# Start of DATASET RECORDS

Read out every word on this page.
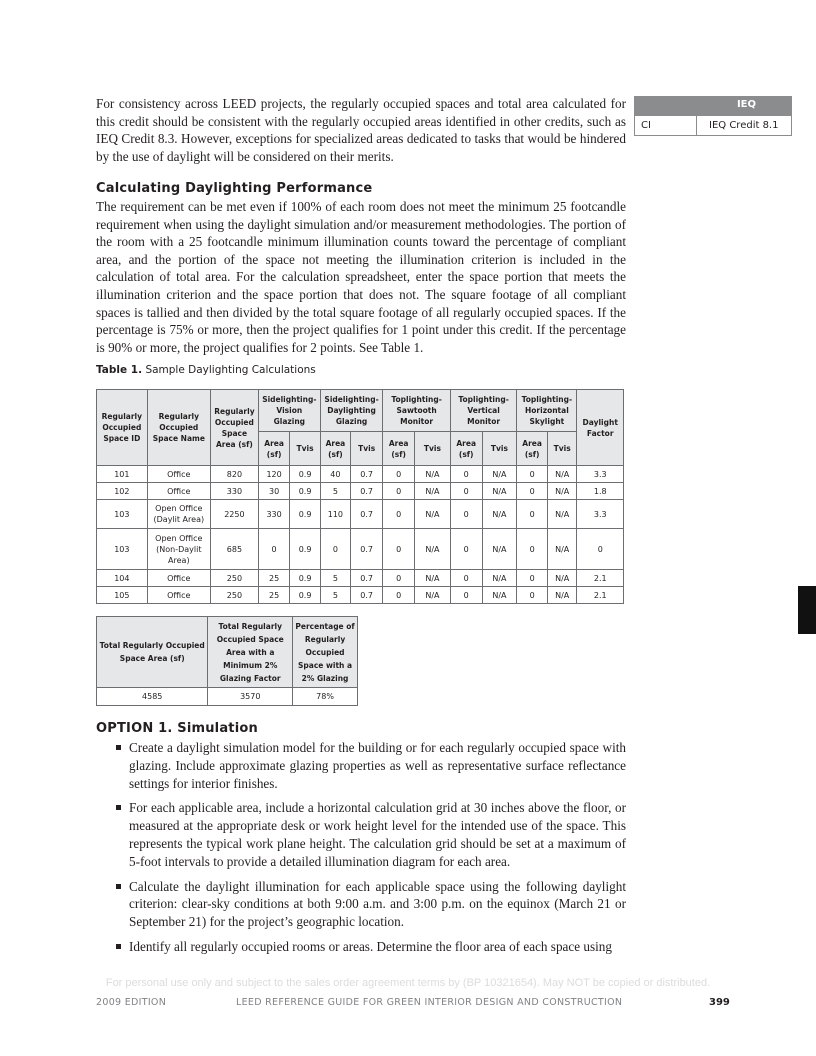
IEQ
CI	IEQ Credit 8.1

For consistency across LEED projects, the regularly occupied spaces and total area calculated for this credit should be consistent with the regularly occupied areas identified in other credits, such as IEQ Credit 8.3. However, exceptions for specialized areas dedicated to tasks that would be hindered by the use of daylight will be considered on their merits.

Calculating Daylighting Performance

The requirement can be met even if 100% of each room does not meet the minimum 25 footcandle requirement when using the daylight simulation and/or measurement methodologies. The portion of the room with a 25 footcandle minimum illumination counts toward the percentage of compliant area, and the portion of the space not meeting the illumination criterion is included in the calculation of total area. For the calculation spreadsheet, enter the space portion that meets the illumination criterion and the space portion that does not. The square footage of all compliant spaces is tallied and then divided by the total square footage of all regularly occupied spaces. If the percentage is 75% or more, then the project qualifies for 1 point under this credit. If the percentage is 90% or more, the project qualifies for 2 points. See Table 1.

Table 1. Sample Daylighting Calculations
Regularly Occupied Space ID	Regularly Occupied Space Name	Regularly Occupied Space Area (sf)	Sidelighting-Vision Glazing		Sidelighting-Daylighting Glazing		Toplighting-Sawtooth Monitor		Toplighting-Vertical Monitor		Toplighting-Horizontal Skylight		Daylight Factor
			Area (sf)	Tvis	Area (sf)	Tvis	Area (sf)	Tvis	Area (sf)	Tvis	Area (sf)	Tvis	
101	Office	820	120	0.9	40	0.7	0	N/A	0	N/A	0	N/A	3.3
102	Office	330	30	0.9	5	0.7	0	N/A	0	N/A	0	N/A	1.8
103	Open Office (Daylit Area)	2250	330	0.9	110	0.7	0	N/A	0	N/A	0	N/A	3.3
103	Open Office (Non-Daylit Area)	685	0	0.9	0	0.7	0	N/A	0	N/A	0	N/A	0
104	Office	250	25	0.9	5	0.7	0	N/A	0	N/A	0	N/A	2.1
105	Office	250	25	0.9	5	0.7	0	N/A	0	N/A	0	N/A	2.1
Total Regularly Occupied Space Area (sf)	Total Regularly Occupied Space Area with a Minimum 2% Glazing Factor	Percentage of Regularly Occupied Space with a 2% Glazing
4585	3570	78%
OPTION 1. Simulation
Create a daylight simulation model for the building or for each regularly occupied space with glazing. Include approximate glazing properties as well as representative surface reflectance settings for interior finishes.
For each applicable area, include a horizontal calculation grid at 30 inches above the floor, or measured at the appropriate desk or work height level for the intended use of the space. This represents the typical work plane height. The calculation grid should be set at a maximum of 5-foot intervals to provide a detailed illumination diagram for each area.
Calculate the daylight illumination for each applicable space using the following daylight criterion: clear-sky conditions at both 9:00 a.m. and 3:00 p.m. on the equinox (March 21 or September 21) for the project’s geographic location.
Identify all regularly occupied rooms or areas. Determine the floor area of each space using
For personal use only and subject to the sales order agreement terms by (BP 10321654). May NOT be copied or distributed.
2009 EDITION	LEED REFERENCE GUIDE FOR GREEN INTERIOR DESIGN AND CONSTRUCTION	399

# End of DATASET RECORDS

WHAT YOU ARE ASKED TO DO
Print out the lines exactly, skipping any picture.

ANSWER FOR THIS EXERCISE
Read out every word on this page.
IEQ
CI	IEQ Credit 8.1

For consistency across LEED projects, the regularly occupied spaces and total area calculated for this credit should be consistent with the regularly occupied areas identified in other credits, such as IEQ Credit 8.3. However, exceptions for specialized areas dedicated to tasks that would be hindered by the use of daylight will be considered on their merits.

Calculating Daylighting Performance

The requirement can be met even if 100% of each room does not meet the minimum 25 footcandle requirement when using the daylight simulation and/or measurement methodologies. The portion of the room with a 25 footcandle minimum illumination counts toward the percentage of compliant area, and the portion of the space not meeting the illumination criterion is included in the calculation of total area. For the calculation spreadsheet, enter the space portion that meets the illumination criterion and the space portion that does not. The square footage of all compliant spaces is tallied and then divided by the total square footage of all regularly occupied spaces. If the percentage is 75% or more, then the project qualifies for 1 point under this credit. If the percentage is 90% or more, the project qualifies for 2 points. See Table 1.

Table 1. Sample Daylighting Calculations
Regularly Occupied Space ID	Regularly Occupied Space Name	Regularly Occupied Space Area (sf)	Sidelighting-Vision Glazing		Sidelighting-Daylighting Glazing		Toplighting-Sawtooth Monitor		Toplighting-Vertical Monitor		Toplighting-Horizontal Skylight		Daylight Factor
			Area (sf)	Tvis	Area (sf)	Tvis	Area (sf)	Tvis	Area (sf)	Tvis	Area (sf)	Tvis	
101	Office	820	120	0.9	40	0.7	0	N/A	0	N/A	0	N/A	3.3
102	Office	330	30	0.9	5	0.7	0	N/A	0	N/A	0	N/A	1.8
103	Open Office (Daylit Area)	2250	330	0.9	110	0.7	0	N/A	0	N/A	0	N/A	3.3
103	Open Office (Non-Daylit Area)	685	0	0.9	0	0.7	0	N/A	0	N/A	0	N/A	0
104	Office	250	25	0.9	5	0.7	0	N/A	0	N/A	0	N/A	2.1
105	Office	250	25	0.9	5	0.7	0	N/A	0	N/A	0	N/A	2.1
Total Regularly Occupied Space Area (sf)	Total Regularly Occupied Space Area with a Minimum 2% Glazing Factor	Percentage of Regularly Occupied Space with a 2% Glazing
4585	3570	78%
OPTION 1. Simulation
Create a daylight simulation model for the building or for each regularly occupied space with glazing. Include approximate glazing properties as well as representative surface reflectance settings for interior finishes.
For each applicable area, include a horizontal calculation grid at 30 inches above the floor, or measured at the appropriate desk or work height level for the intended use of the space. This represents the typical work plane height. The calculation grid should be set at a maximum of 5-foot intervals to provide a detailed illumination diagram for each area.
Calculate the daylight illumination for each applicable space using the following daylight criterion: clear-sky conditions at both 9:00 a.m. and 3:00 p.m. on the equinox (March 21 or September 21) for the project’s geographic location.
Identify all regularly occupied rooms or areas. Determine the floor area of each space using
For personal use only and subject to the sales order agreement terms by (BP 10321654). May NOT be copied or distributed.
2009 EDITION	LEED REFERENCE GUIDE FOR GREEN INTERIOR DESIGN AND CONSTRUCTION	399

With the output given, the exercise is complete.